Start
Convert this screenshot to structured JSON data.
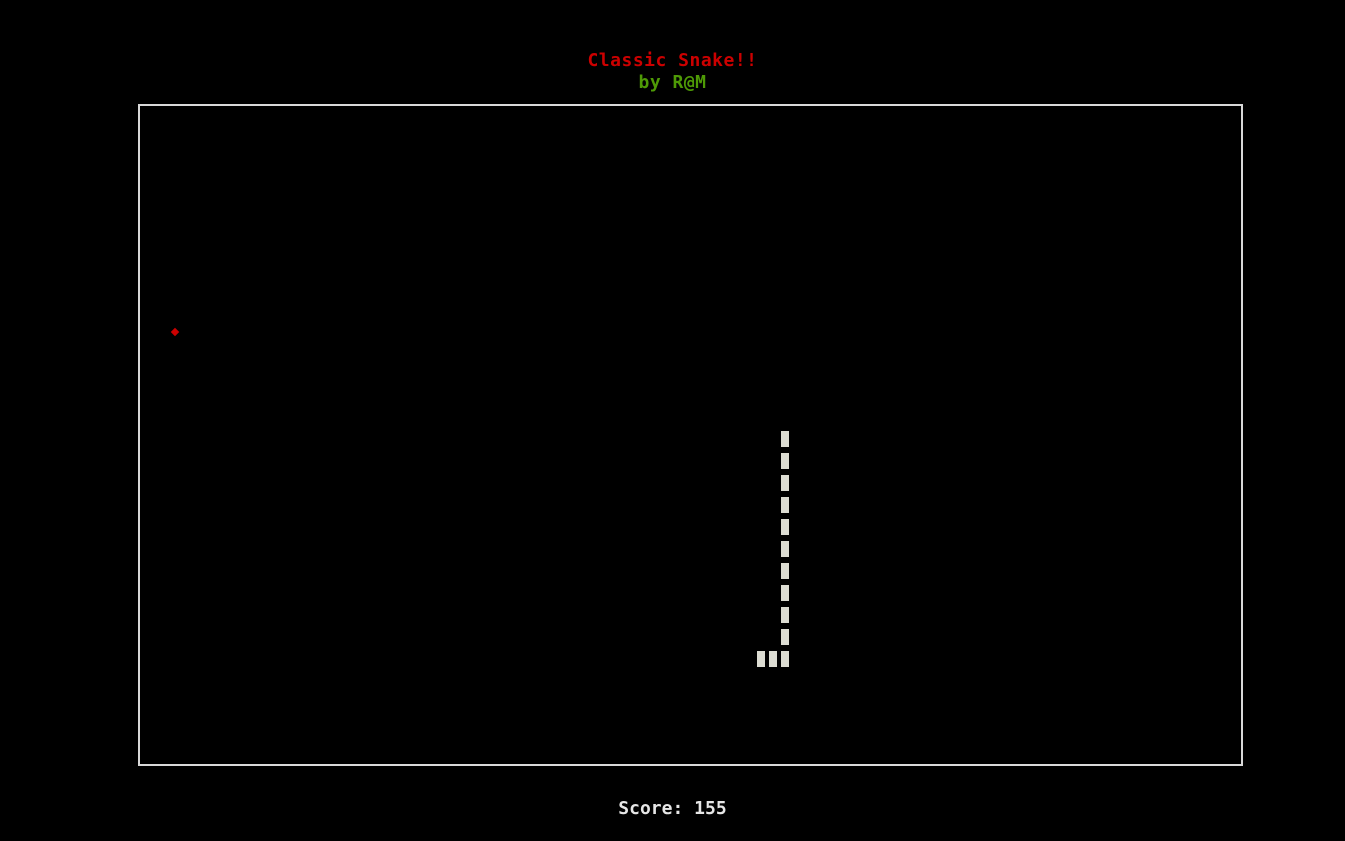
{
  "header": {
    "title": "Classic Snake!!",
    "author": "by R@M"
  },
  "colors": {
    "title": "#cc0000",
    "author": "#4e9a06",
    "food": "#cc0000",
    "snake": "#dcdcd2",
    "border": "#d8d8d8",
    "background": "#000000"
  },
  "score": {
    "label": "Score:",
    "value": "155"
  },
  "game": {
    "grid_cols": 92,
    "grid_rows": 30,
    "food_cell": [
      1,
      9
    ],
    "snake_cells": [
      [
        53,
        14
      ],
      [
        53,
        15
      ],
      [
        53,
        16
      ],
      [
        53,
        17
      ],
      [
        53,
        18
      ],
      [
        53,
        19
      ],
      [
        53,
        20
      ],
      [
        53,
        21
      ],
      [
        53,
        22
      ],
      [
        53,
        23
      ],
      [
        53,
        24
      ],
      [
        52,
        24
      ],
      [
        51,
        24
      ]
    ]
  }
}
End
▶ [Brief]
Reproduce all of the material above word for word. Omit the pictures.

▶ [Response to the task]
Convert this screenshot to structured JSON data.
{
  "header": {
    "title": "Classic Snake!!",
    "author": "by R@M"
  },
  "colors": {
    "title": "#cc0000",
    "author": "#4e9a06",
    "food": "#cc0000",
    "snake": "#dcdcd2",
    "border": "#d8d8d8",
    "background": "#000000"
  },
  "score": {
    "label": "Score:",
    "value": "155"
  },
  "game": {
    "grid_cols": 92,
    "grid_rows": 30,
    "food_cell": [
      1,
      9
    ],
    "snake_cells": [
      [
        53,
        14
      ],
      [
        53,
        15
      ],
      [
        53,
        16
      ],
      [
        53,
        17
      ],
      [
        53,
        18
      ],
      [
        53,
        19
      ],
      [
        53,
        20
      ],
      [
        53,
        21
      ],
      [
        53,
        22
      ],
      [
        53,
        23
      ],
      [
        53,
        24
      ],
      [
        52,
        24
      ],
      [
        51,
        24
      ]
    ]
  }
}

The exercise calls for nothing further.